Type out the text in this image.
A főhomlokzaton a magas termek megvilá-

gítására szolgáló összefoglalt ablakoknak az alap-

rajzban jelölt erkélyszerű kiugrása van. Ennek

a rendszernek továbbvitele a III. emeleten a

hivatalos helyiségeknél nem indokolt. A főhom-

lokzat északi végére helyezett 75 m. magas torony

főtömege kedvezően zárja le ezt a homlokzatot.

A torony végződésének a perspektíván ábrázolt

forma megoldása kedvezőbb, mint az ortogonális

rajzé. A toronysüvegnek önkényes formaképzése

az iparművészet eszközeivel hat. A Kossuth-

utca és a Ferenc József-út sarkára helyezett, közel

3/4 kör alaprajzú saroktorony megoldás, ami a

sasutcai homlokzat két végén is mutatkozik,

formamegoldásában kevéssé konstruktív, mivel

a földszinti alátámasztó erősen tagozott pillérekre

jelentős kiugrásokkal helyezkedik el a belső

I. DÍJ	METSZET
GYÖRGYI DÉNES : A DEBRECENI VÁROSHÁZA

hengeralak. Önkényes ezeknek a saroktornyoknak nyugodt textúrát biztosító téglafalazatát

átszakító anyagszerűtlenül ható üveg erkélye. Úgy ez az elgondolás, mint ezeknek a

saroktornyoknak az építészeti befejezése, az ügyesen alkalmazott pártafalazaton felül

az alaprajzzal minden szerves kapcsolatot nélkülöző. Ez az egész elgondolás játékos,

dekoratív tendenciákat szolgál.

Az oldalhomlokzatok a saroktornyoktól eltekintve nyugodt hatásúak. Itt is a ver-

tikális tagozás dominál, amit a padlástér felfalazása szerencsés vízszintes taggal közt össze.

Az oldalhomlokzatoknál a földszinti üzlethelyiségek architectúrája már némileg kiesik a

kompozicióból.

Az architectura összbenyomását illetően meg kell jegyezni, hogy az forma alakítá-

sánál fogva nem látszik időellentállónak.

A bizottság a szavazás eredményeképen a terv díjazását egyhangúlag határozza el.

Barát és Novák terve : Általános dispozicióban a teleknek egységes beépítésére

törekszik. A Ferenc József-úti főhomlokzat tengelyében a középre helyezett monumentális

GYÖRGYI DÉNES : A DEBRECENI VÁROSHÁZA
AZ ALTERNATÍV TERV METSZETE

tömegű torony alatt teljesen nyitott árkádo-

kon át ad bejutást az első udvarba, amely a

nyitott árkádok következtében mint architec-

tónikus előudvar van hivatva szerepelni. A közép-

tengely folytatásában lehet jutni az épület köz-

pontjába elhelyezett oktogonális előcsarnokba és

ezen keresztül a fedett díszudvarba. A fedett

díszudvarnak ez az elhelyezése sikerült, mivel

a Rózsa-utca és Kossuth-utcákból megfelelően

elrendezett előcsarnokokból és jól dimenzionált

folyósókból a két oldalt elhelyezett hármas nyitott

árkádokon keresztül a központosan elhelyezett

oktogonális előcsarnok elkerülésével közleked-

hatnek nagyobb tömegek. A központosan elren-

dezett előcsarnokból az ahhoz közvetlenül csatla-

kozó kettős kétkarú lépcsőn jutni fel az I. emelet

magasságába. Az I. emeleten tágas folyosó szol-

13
---
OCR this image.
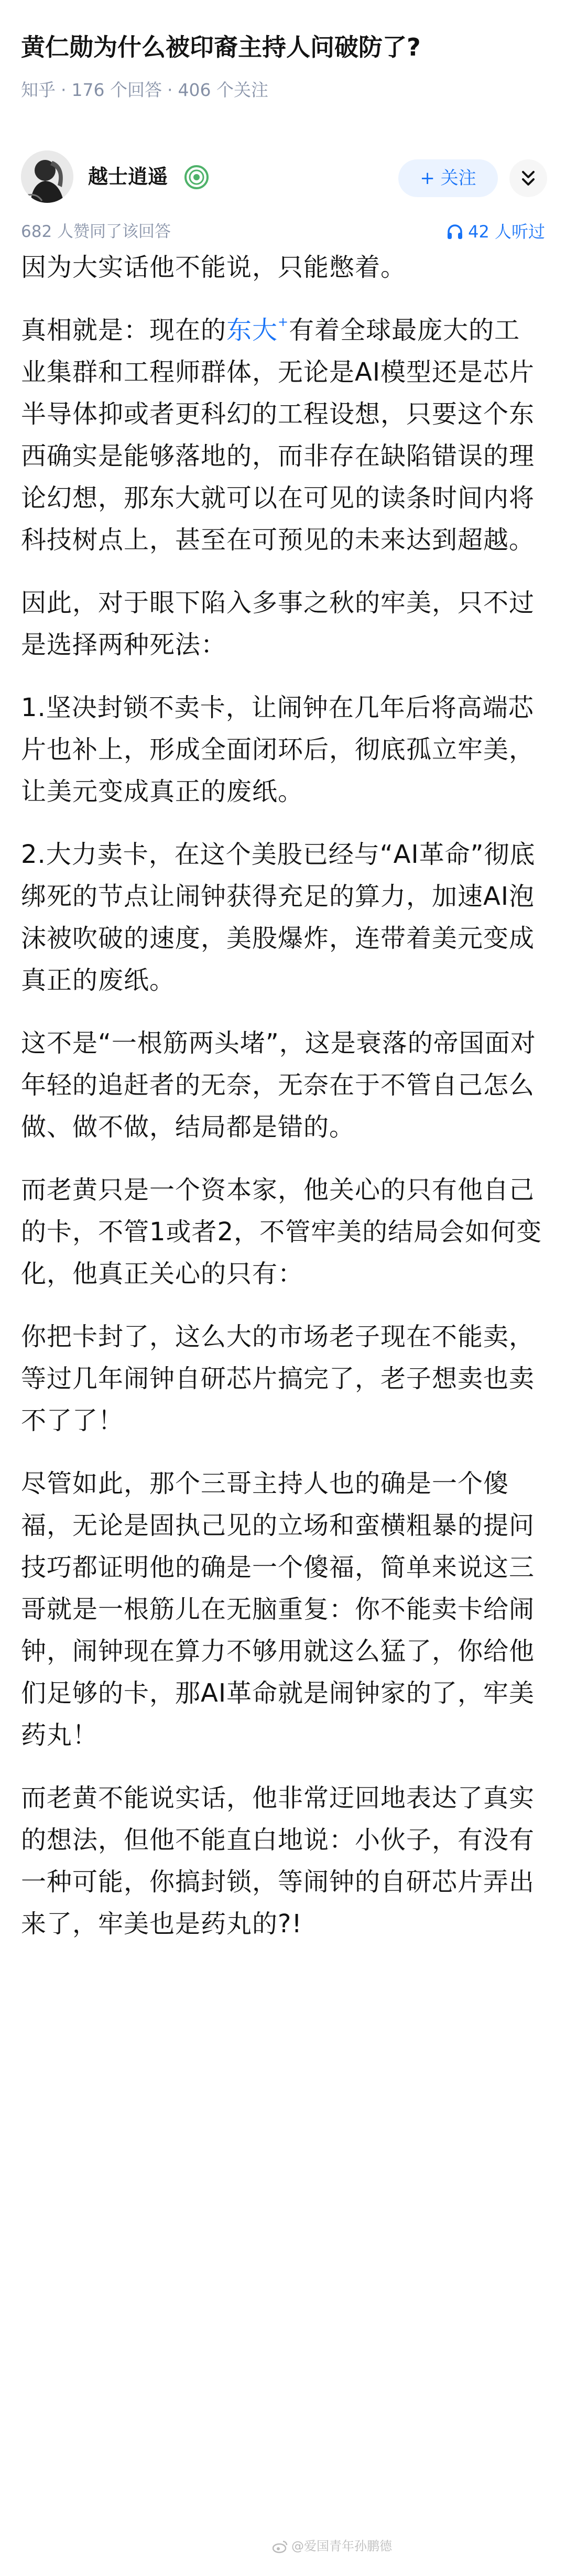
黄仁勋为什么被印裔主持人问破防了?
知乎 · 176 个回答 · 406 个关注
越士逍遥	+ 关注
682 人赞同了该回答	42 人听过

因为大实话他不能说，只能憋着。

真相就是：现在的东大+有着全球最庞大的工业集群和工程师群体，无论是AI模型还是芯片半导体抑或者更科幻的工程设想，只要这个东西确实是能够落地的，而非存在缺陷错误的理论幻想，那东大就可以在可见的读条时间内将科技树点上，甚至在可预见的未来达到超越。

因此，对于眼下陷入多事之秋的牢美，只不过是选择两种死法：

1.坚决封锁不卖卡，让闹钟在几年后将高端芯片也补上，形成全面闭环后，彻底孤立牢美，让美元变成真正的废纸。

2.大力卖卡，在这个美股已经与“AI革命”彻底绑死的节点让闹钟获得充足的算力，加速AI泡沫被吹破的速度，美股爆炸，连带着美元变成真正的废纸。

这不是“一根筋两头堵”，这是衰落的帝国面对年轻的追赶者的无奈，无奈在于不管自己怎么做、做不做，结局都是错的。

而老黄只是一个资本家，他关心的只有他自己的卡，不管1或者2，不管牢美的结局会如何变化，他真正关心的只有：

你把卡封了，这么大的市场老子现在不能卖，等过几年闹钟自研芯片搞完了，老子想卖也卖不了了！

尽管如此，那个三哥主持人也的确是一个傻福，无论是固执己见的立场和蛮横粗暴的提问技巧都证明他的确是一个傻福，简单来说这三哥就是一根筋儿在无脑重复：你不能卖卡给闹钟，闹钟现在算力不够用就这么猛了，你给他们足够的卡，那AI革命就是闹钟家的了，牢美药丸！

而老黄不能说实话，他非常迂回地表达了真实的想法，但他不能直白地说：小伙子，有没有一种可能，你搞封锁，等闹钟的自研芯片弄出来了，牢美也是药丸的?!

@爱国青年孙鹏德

OBJECTIVE → Count every line of the material above that holds the string "emeleten", then state only the total.

WRITTEN ANSWER → 2